Problem to solve> Every line that holds the string "horizontal" is to be identified and copied.

# # # # #

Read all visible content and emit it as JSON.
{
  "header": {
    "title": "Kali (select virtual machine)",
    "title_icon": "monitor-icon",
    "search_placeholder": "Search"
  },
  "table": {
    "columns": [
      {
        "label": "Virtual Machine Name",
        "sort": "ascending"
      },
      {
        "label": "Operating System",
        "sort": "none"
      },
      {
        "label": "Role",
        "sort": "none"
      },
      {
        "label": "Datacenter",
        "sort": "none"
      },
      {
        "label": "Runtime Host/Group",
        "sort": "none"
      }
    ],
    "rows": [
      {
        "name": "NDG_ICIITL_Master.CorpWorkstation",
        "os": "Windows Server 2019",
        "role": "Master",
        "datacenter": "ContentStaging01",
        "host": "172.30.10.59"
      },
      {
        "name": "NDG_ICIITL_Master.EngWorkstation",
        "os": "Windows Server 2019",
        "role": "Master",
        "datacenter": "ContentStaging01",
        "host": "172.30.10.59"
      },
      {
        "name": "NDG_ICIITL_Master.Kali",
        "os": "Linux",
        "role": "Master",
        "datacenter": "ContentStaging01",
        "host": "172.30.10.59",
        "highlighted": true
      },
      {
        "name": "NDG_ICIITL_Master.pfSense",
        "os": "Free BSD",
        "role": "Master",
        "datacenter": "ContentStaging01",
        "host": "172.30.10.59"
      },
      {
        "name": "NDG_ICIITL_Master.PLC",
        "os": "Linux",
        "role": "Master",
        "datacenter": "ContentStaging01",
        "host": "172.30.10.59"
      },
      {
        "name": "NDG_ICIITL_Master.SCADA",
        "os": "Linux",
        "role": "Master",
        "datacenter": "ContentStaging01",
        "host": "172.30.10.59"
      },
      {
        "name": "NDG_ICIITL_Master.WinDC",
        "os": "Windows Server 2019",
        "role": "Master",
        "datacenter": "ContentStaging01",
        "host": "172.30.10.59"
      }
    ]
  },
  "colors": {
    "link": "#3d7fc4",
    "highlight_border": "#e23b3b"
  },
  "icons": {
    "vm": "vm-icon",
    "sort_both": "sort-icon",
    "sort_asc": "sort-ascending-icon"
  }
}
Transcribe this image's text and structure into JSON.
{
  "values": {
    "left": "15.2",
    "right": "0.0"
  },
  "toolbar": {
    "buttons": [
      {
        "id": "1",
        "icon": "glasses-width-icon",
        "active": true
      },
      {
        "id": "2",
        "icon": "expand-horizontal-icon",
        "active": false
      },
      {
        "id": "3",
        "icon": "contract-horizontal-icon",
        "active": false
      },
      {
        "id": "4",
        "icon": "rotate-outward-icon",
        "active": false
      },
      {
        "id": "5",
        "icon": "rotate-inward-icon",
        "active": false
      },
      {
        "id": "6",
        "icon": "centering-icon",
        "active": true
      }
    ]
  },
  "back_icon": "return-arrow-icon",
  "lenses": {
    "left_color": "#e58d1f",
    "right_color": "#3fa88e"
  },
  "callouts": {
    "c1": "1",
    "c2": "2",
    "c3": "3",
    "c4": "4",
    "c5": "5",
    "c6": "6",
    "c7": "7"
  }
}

# # # # #

Exercise result>
        "icon": "expand-horizontal-icon",
        "icon": "contract-horizontal-icon",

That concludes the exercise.